## GIVEN TEXT
►
Background information
- Also known as: Club 69; Size Queen;
- Born: 29 April 1965 Vienna, Austria
- Origin: Vienna, Austria New York City, New York, U.S.
- Died: 7 May 2013 (aged 48)
- Genres: Tribal house; progressive house;
- Occupations: DJ; remixer; producer;
- Instruments: Turntables; sampler;

= Peter Rauhofer =

Austrian-American DJ (1965–2013)

Peter Rauhofer (29 April 1965 – 7 May 2013) was an Austrian-American disc jockey (DJ), remixer and producer who formerly worked under the moniker Club 69 as well as Size Queen. A native of Vienna, Austria, he was famous for a variety of his remixes including Cher's "Believe" and a number of Madonna's songs including "Nothing Really Matters", "American Life", "Nothing Fails", "Nobody Knows Me", "Get Together", "Impressive Instant" and "4 Minutes", as well as her collaboration with Britney Spears, "Me Against the Music" and various collaborations with Janet Jackson ("Throb" and "Just a Little While" to name a few). He has also provided remixes for Donna Summer, Kylie Minogue, Whitney Houston, Jessica Simpson, Britney Spears, Christina Aguilera, Yoko Ono, Pink, Tori Amos, Pet Shop Boys, Depeche Mode, Yazoo, Frankie Goes to Hollywood, Book of Love, Soft Cell, Duran Duran and Mariah Carey, among others. He was also behind the tribal house record label Star 69 and was a frequent producer of the label's releases.
◄
## YOUR TASKS
[A] For the Peter Rauhofer text, decide whether each statement agrees with it: (i) Rauhofer was born in Vienna; (ii) he died at age 50; (iii) he ran a record label called Club 69. Answer yes or no for each, and quote the words from the text that decide it.
[B] Return, word for word, the stretch of the Peter Rauhofer text from "- Died: 7 May" through "Austrian-American DJ (1965–2013)".

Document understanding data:
►
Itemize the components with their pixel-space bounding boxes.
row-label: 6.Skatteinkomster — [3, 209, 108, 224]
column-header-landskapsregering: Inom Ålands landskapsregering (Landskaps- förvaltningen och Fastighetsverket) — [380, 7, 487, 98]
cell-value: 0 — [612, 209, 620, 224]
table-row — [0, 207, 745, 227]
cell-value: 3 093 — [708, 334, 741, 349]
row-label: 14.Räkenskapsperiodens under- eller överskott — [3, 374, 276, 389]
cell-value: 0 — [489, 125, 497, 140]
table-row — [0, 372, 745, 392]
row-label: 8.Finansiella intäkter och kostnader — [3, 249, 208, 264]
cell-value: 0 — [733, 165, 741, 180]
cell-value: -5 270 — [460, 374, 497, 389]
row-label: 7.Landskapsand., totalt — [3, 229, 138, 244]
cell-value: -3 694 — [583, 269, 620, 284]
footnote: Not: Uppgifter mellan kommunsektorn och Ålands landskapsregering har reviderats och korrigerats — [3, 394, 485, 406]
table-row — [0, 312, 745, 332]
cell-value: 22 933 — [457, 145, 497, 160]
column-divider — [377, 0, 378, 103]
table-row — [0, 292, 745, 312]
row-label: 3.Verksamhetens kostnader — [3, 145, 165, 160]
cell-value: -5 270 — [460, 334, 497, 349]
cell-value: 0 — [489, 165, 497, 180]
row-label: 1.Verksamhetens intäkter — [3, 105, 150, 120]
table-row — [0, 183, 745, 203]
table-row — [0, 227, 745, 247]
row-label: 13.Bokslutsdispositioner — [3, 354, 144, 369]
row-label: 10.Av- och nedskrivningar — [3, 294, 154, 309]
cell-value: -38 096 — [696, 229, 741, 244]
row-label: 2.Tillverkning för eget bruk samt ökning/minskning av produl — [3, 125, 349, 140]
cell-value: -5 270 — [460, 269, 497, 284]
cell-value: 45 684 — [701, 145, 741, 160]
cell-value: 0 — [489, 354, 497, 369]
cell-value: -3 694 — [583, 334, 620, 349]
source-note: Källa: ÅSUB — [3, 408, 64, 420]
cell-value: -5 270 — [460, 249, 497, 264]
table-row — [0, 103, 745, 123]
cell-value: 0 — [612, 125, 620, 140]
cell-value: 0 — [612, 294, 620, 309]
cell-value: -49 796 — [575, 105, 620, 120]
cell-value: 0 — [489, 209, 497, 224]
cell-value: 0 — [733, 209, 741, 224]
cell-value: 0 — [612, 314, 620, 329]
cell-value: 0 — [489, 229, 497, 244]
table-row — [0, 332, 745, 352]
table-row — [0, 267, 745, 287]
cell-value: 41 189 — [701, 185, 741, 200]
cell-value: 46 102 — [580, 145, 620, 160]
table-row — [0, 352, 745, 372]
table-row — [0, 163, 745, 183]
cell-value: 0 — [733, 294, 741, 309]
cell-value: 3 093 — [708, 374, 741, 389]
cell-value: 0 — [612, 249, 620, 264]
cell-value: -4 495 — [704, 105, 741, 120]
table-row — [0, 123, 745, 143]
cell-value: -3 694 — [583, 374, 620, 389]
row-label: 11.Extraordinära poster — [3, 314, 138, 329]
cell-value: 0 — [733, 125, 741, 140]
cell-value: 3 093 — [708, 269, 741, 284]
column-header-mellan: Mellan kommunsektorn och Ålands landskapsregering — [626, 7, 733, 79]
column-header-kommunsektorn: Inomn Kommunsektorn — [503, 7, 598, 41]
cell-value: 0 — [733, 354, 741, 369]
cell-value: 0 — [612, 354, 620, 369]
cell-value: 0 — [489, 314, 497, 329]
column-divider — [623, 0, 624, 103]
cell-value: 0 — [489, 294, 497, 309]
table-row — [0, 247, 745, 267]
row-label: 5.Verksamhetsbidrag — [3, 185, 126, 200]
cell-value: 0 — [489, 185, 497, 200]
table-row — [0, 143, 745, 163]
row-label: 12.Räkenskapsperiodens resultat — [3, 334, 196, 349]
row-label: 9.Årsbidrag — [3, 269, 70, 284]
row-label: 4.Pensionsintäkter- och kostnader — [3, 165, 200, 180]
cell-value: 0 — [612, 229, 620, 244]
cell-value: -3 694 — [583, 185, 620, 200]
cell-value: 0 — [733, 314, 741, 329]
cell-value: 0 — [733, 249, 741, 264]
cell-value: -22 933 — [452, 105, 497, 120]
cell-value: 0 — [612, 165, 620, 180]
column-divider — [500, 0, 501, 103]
◄
## ANSWERS FOR THIS EXERCISE
[A]
(i) Yes: "Born: 29 April 1965 Vienna, Austria"
(ii) No: "Died: 7 May 2013 (aged 48)"
(iii) No: "formerly worked under the moniker Club 69" and "He was also behind the tribal house record label Star 69"

[B]
- Died: 7 May 2013 (aged 48)
- Genres: Tribal house; progressive house;
- Occupations: DJ; remixer; producer;
- Instruments: Turntables; sampler;

= Peter Rauhofer =

Austrian-American DJ (1965–2013)